Provided material:
▼
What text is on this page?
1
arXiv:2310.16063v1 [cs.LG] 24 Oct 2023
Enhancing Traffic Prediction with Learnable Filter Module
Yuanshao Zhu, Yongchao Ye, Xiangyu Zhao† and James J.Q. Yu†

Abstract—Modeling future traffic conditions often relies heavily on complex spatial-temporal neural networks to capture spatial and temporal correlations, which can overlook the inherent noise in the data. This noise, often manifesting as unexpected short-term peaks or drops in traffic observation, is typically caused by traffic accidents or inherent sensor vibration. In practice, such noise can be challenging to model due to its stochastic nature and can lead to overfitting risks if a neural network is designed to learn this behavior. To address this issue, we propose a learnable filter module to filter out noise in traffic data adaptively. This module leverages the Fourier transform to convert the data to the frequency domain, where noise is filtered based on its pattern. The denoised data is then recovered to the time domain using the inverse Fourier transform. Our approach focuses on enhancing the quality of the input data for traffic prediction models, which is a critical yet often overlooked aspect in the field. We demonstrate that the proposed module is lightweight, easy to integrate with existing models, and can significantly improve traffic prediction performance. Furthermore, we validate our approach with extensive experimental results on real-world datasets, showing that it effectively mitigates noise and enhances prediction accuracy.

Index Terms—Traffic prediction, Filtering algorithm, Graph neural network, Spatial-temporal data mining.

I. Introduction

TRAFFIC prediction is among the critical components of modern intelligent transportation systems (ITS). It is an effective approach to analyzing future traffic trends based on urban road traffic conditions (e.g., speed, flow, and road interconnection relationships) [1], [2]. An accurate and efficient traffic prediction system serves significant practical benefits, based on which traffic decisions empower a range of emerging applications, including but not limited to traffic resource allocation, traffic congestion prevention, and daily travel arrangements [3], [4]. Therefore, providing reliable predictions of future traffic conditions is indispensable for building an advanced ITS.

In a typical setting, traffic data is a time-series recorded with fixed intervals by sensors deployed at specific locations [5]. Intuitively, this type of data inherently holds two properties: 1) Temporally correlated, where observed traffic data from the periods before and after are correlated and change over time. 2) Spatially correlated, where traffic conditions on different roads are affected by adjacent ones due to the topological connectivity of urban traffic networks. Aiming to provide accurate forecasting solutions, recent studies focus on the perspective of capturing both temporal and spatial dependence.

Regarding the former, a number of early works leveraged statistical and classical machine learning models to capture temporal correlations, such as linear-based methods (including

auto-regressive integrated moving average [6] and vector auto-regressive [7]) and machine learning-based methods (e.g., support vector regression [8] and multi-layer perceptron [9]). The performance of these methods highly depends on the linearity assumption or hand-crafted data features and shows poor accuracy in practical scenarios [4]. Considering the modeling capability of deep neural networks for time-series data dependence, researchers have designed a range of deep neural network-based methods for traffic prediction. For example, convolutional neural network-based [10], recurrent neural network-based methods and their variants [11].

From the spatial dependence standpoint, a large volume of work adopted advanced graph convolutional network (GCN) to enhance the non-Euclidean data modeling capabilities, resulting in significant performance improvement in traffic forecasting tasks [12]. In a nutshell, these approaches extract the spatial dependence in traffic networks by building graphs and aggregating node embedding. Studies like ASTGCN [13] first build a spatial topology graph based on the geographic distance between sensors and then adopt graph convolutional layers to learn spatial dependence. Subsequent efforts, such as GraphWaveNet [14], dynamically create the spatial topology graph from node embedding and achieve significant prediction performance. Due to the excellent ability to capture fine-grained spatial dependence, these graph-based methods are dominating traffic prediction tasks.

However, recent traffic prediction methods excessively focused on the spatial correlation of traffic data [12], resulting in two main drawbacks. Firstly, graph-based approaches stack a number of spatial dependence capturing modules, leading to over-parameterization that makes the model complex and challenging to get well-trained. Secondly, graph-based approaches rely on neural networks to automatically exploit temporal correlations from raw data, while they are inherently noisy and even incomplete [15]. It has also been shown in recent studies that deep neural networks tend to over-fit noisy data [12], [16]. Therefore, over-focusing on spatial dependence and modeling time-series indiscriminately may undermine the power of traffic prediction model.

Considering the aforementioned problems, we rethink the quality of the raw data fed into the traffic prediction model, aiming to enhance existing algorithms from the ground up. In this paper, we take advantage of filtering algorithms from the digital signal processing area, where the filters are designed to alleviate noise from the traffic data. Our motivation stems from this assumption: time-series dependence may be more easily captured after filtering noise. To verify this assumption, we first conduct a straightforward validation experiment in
▲
What you are asked to do: Retype the data exactly as given.

Task result:
What text is on this page?
1
arXiv:2310.16063v1 [cs.LG] 24 Oct 2023
Enhancing Traffic Prediction with Learnable Filter Module
Yuanshao Zhu, Yongchao Ye, Xiangyu Zhao† and James J.Q. Yu†

Abstract—Modeling future traffic conditions often relies heavily on complex spatial-temporal neural networks to capture spatial and temporal correlations, which can overlook the inherent noise in the data. This noise, often manifesting as unexpected short-term peaks or drops in traffic observation, is typically caused by traffic accidents or inherent sensor vibration. In practice, such noise can be challenging to model due to its stochastic nature and can lead to overfitting risks if a neural network is designed to learn this behavior. To address this issue, we propose a learnable filter module to filter out noise in traffic data adaptively. This module leverages the Fourier transform to convert the data to the frequency domain, where noise is filtered based on its pattern. The denoised data is then recovered to the time domain using the inverse Fourier transform. Our approach focuses on enhancing the quality of the input data for traffic prediction models, which is a critical yet often overlooked aspect in the field. We demonstrate that the proposed module is lightweight, easy to integrate with existing models, and can significantly improve traffic prediction performance. Furthermore, we validate our approach with extensive experimental results on real-world datasets, showing that it effectively mitigates noise and enhances prediction accuracy.

Index Terms—Traffic prediction, Filtering algorithm, Graph neural network, Spatial-temporal data mining.

I. Introduction

TRAFFIC prediction is among the critical components of modern intelligent transportation systems (ITS). It is an effective approach to analyzing future traffic trends based on urban road traffic conditions (e.g., speed, flow, and road interconnection relationships) [1], [2]. An accurate and efficient traffic prediction system serves significant practical benefits, based on which traffic decisions empower a range of emerging applications, including but not limited to traffic resource allocation, traffic congestion prevention, and daily travel arrangements [3], [4]. Therefore, providing reliable predictions of future traffic conditions is indispensable for building an advanced ITS.

In a typical setting, traffic data is a time-series recorded with fixed intervals by sensors deployed at specific locations [5]. Intuitively, this type of data inherently holds two properties: 1) Temporally correlated, where observed traffic data from the periods before and after are correlated and change over time. 2) Spatially correlated, where traffic conditions on different roads are affected by adjacent ones due to the topological connectivity of urban traffic networks. Aiming to provide accurate forecasting solutions, recent studies focus on the perspective of capturing both temporal and spatial dependence.

Regarding the former, a number of early works leveraged statistical and classical machine learning models to capture temporal correlations, such as linear-based methods (including

auto-regressive integrated moving average [6] and vector auto-regressive [7]) and machine learning-based methods (e.g., support vector regression [8] and multi-layer perceptron [9]). The performance of these methods highly depends on the linearity assumption or hand-crafted data features and shows poor accuracy in practical scenarios [4]. Considering the modeling capability of deep neural networks for time-series data dependence, researchers have designed a range of deep neural network-based methods for traffic prediction. For example, convolutional neural network-based [10], recurrent neural network-based methods and their variants [11].

From the spatial dependence standpoint, a large volume of work adopted advanced graph convolutional network (GCN) to enhance the non-Euclidean data modeling capabilities, resulting in significant performance improvement in traffic forecasting tasks [12]. In a nutshell, these approaches extract the spatial dependence in traffic networks by building graphs and aggregating node embedding. Studies like ASTGCN [13] first build a spatial topology graph based on the geographic distance between sensors and then adopt graph convolutional layers to learn spatial dependence. Subsequent efforts, such as GraphWaveNet [14], dynamically create the spatial topology graph from node embedding and achieve significant prediction performance. Due to the excellent ability to capture fine-grained spatial dependence, these graph-based methods are dominating traffic prediction tasks.

However, recent traffic prediction methods excessively focused on the spatial correlation of traffic data [12], resulting in two main drawbacks. Firstly, graph-based approaches stack a number of spatial dependence capturing modules, leading to over-parameterization that makes the model complex and challenging to get well-trained. Secondly, graph-based approaches rely on neural networks to automatically exploit temporal correlations from raw data, while they are inherently noisy and even incomplete [15]. It has also been shown in recent studies that deep neural networks tend to over-fit noisy data [12], [16]. Therefore, over-focusing on spatial dependence and modeling time-series indiscriminately may undermine the power of traffic prediction model.

Considering the aforementioned problems, we rethink the quality of the raw data fed into the traffic prediction model, aiming to enhance existing algorithms from the ground up. In this paper, we take advantage of filtering algorithms from the digital signal processing area, where the filters are designed to alleviate noise from the traffic data. Our motivation stems from this assumption: time-series dependence may be more easily captured after filtering noise. To verify this assumption, we first conduct a straightforward validation experiment in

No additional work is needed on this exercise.